• [What you will do] Extend the forum discussion on using C/C++ versus Delphi or C# for OpenCL, starting right after its last sentence.

• [Exercise text]

=-=-=

    Pascal which was develop Europe. After programming in Delphi I find C/C++ just cryptic and sloppy. The header files are
    a total mess. designed only to get around the problems of a sloppy compiler. Open a header file and you got this file
    includes that file, which includes that file and it goes on for ever. What a mess? Try nutting out all those #ifdefine and
    #endif constructs, another big mess. Also doing a re-compile mean the compiler may have to go through all those header
    files again. Delphi has compiled units end of header file problem. Also the syntax of C/C++ is just cryptic garbage.

    As to OpenCL, I think it should be done in C# or Pascal(Delphi) and hide all the routines a library or DLL and just call the
    routines. Integrate OpenCL into Visual Studio or Delphi and program in the same syntax for both CPU or GPU devices.

    At the moment I two AMD computers and three AMD graphics cards and I’ve had many older AMD products. There is nothing
    wrong with AMD, just the dreadful C/C++ development environment for OpenCL.

    C/C++ was developed in the day of the DOS box, drop it and move on!

    • gruffi

      Dump C/C++ in favor of C# or Delphi? That was a really good one. Thanks for the laugh!

      Okay, let’s be serious. OpenCL is an open standard. That’s why it should NEVER EVER be exclusively tied to a proprietary and platform dependent language like C#. Period. Additional language support is another story.

=-=-=

Collected data
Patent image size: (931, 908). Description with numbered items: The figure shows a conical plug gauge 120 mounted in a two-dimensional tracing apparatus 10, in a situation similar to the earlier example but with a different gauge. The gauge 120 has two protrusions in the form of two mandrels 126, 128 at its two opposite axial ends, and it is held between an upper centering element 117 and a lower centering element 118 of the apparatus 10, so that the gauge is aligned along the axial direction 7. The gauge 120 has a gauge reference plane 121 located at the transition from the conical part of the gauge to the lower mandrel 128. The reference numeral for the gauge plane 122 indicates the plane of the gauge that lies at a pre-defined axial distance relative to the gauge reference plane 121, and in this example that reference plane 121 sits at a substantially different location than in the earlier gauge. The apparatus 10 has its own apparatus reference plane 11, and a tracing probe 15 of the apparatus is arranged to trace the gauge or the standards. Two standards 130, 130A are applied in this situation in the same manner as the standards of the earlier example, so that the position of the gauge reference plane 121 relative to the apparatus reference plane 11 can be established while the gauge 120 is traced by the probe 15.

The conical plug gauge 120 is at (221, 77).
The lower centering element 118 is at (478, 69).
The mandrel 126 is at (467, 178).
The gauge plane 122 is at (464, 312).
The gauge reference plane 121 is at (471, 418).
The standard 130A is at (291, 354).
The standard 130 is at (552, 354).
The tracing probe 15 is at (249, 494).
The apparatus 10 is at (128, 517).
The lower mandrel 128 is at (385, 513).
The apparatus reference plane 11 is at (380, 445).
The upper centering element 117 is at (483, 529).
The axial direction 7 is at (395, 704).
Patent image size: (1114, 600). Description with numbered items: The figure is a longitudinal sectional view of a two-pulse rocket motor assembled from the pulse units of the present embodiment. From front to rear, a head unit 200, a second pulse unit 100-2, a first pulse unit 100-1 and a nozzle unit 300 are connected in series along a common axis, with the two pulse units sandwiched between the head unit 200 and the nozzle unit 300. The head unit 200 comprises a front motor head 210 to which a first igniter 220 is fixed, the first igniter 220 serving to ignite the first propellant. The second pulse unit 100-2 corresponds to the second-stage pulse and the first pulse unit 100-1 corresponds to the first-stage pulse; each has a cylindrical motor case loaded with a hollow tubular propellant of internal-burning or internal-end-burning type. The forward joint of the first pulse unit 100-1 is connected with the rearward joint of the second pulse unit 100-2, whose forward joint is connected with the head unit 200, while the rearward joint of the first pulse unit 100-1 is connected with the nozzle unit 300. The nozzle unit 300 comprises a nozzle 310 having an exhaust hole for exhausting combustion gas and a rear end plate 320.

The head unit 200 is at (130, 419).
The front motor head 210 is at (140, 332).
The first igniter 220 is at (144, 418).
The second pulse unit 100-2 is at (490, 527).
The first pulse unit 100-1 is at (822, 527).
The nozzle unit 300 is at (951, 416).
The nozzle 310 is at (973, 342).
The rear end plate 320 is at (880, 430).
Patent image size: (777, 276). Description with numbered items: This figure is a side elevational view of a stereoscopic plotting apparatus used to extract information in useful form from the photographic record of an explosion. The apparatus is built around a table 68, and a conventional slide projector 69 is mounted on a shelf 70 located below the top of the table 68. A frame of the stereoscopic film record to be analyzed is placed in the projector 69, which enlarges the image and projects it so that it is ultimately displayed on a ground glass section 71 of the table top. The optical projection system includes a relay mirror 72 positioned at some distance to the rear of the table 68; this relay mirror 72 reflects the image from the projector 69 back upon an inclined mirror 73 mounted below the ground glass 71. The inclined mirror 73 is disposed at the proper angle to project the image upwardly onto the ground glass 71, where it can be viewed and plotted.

=-=-=

• [Solved exercise]
      It’s also funny that you complain about the “cryptic C/C++” and mention Delphi in the same sentence. Delphi isn’t any better. Believe me. I started programming with Pascal and also worked on big projects written in Delphi. To date I have written most code in C/C++. I would prefer C/C++ over Pascal/Delphi any day. Probably every programming language you are not used to looks cryptic first. The syntax of C/C++ actually is okay. It’s not the best, but also not the worst. It’s acceptable. Especially unnecessary parentheses and semicolons can be annoying. But that’s a problem you have to deal with in many other languages as well.

      Yes, the header system of C/C++ can be a mess. But by far not enough to dump a language. In most situations it’s not really a problem if your code is well designed. You spend way more time on other problems than simple #ifndef/#define/#endif constructs. A good IDE further simplifies the header problem. For example, Microsoft’s Visual Studio supports precompiled headers. It can improve compilation times a lot. GCC (MinGW) also supports precompiled headers.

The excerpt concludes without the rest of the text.